[BEGIN]
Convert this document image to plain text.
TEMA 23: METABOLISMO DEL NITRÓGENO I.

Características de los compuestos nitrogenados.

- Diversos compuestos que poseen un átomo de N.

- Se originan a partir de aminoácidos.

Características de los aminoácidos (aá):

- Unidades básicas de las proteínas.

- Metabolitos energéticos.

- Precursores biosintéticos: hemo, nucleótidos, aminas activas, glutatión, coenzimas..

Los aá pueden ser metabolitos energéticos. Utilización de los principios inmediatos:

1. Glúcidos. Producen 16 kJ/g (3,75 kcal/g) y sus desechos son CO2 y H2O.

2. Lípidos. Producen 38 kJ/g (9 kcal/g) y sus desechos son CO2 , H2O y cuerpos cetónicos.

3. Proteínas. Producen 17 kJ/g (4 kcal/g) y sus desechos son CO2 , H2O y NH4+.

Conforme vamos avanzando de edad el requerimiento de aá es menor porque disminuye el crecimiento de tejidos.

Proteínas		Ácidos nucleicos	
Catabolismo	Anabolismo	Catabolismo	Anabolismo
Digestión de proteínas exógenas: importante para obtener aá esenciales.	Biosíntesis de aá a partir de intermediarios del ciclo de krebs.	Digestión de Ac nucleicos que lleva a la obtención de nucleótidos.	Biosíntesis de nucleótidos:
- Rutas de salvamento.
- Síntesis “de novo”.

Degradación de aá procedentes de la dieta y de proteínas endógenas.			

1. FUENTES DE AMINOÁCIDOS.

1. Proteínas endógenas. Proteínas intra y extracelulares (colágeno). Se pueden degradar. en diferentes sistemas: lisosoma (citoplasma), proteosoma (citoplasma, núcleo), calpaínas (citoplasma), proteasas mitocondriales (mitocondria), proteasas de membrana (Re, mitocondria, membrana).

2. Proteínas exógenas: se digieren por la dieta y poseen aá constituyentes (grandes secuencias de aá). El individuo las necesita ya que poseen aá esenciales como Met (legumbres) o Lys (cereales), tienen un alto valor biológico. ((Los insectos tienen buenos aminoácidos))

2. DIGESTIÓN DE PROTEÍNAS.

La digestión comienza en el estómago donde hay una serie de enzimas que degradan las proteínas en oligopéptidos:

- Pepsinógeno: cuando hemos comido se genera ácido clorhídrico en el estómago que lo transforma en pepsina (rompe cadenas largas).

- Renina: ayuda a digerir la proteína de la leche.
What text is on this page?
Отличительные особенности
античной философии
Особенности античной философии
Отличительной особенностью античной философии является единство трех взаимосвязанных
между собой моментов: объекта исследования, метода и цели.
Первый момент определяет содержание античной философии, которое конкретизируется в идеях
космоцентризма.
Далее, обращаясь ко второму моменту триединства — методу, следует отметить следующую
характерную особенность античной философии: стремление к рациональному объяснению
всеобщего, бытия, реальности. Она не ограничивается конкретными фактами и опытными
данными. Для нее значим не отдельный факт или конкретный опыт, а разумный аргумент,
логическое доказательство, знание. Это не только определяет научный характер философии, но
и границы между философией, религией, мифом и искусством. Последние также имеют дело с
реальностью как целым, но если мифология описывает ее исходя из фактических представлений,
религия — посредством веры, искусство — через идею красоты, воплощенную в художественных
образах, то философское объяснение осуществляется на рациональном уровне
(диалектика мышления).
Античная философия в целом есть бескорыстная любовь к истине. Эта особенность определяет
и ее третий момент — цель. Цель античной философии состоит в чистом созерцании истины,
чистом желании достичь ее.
[END]
● **Task description**
Repeat the data precisely, line by line.

● **Result of this exercise**
Convert this document image to plain text.
TEMA 23: METABOLISMO DEL NITRÓGENO I.

Características de los compuestos nitrogenados.

- Diversos compuestos que poseen un átomo de N.

- Se originan a partir de aminoácidos.

Características de los aminoácidos (aá):

- Unidades básicas de las proteínas.

- Metabolitos energéticos.

- Precursores biosintéticos: hemo, nucleótidos, aminas activas, glutatión, coenzimas..

Los aá pueden ser metabolitos energéticos. Utilización de los principios inmediatos:

1. Glúcidos. Producen 16 kJ/g (3,75 kcal/g) y sus desechos son CO2 y H2O.

2. Lípidos. Producen 38 kJ/g (9 kcal/g) y sus desechos son CO2 , H2O y cuerpos cetónicos.

3. Proteínas. Producen 17 kJ/g (4 kcal/g) y sus desechos son CO2 , H2O y NH4+.

Conforme vamos avanzando de edad el requerimiento de aá es menor porque disminuye el crecimiento de tejidos.

Proteínas		Ácidos nucleicos	
Catabolismo	Anabolismo	Catabolismo	Anabolismo
Digestión de proteínas exógenas: importante para obtener aá esenciales.	Biosíntesis de aá a partir de intermediarios del ciclo de krebs.	Digestión de Ac nucleicos que lleva a la obtención de nucleótidos.	Biosíntesis de nucleótidos:
- Rutas de salvamento.
- Síntesis “de novo”.

Degradación de aá procedentes de la dieta y de proteínas endógenas.			

1. FUENTES DE AMINOÁCIDOS.

1. Proteínas endógenas. Proteínas intra y extracelulares (colágeno). Se pueden degradar. en diferentes sistemas: lisosoma (citoplasma), proteosoma (citoplasma, núcleo), calpaínas (citoplasma), proteasas mitocondriales (mitocondria), proteasas de membrana (Re, mitocondria, membrana).

2. Proteínas exógenas: se digieren por la dieta y poseen aá constituyentes (grandes secuencias de aá). El individuo las necesita ya que poseen aá esenciales como Met (legumbres) o Lys (cereales), tienen un alto valor biológico. ((Los insectos tienen buenos aminoácidos))

2. DIGESTIÓN DE PROTEÍNAS.

La digestión comienza en el estómago donde hay una serie de enzimas que degradan las proteínas en oligopéptidos:

- Pepsinógeno: cuando hemos comido se genera ácido clorhídrico en el estómago que lo transforma en pepsina (rompe cadenas largas).

- Renina: ayuda a digerir la proteína de la leche.
What text is on this page?
Отличительные особенности
античной философии
Особенности античной философии
Отличительной особенностью античной философии является единство трех взаимосвязанных
между собой моментов: объекта исследования, метода и цели.
Первый момент определяет содержание античной философии, которое конкретизируется в идеях
космоцентризма.
Далее, обращаясь ко второму моменту триединства — методу, следует отметить следующую
характерную особенность античной философии: стремление к рациональному объяснению
всеобщего, бытия, реальности. Она не ограничивается конкретными фактами и опытными
данными. Для нее значим не отдельный факт или конкретный опыт, а разумный аргумент,
логическое доказательство, знание. Это не только определяет научный характер философии, но
и границы между философией, религией, мифом и искусством. Последние также имеют дело с
реальностью как целым, но если мифология описывает ее исходя из фактических представлений,
религия — посредством веры, искусство — через идею красоты, воплощенную в художественных
образах, то философское объяснение осуществляется на рациональном уровне
(диалектика мышления).
Античная философия в целом есть бескорыстная любовь к истине. Эта особенность определяет
и ее третий момент — цель. Цель античной философии состоит в чистом созерцании истины,
чистом желании достичь ее.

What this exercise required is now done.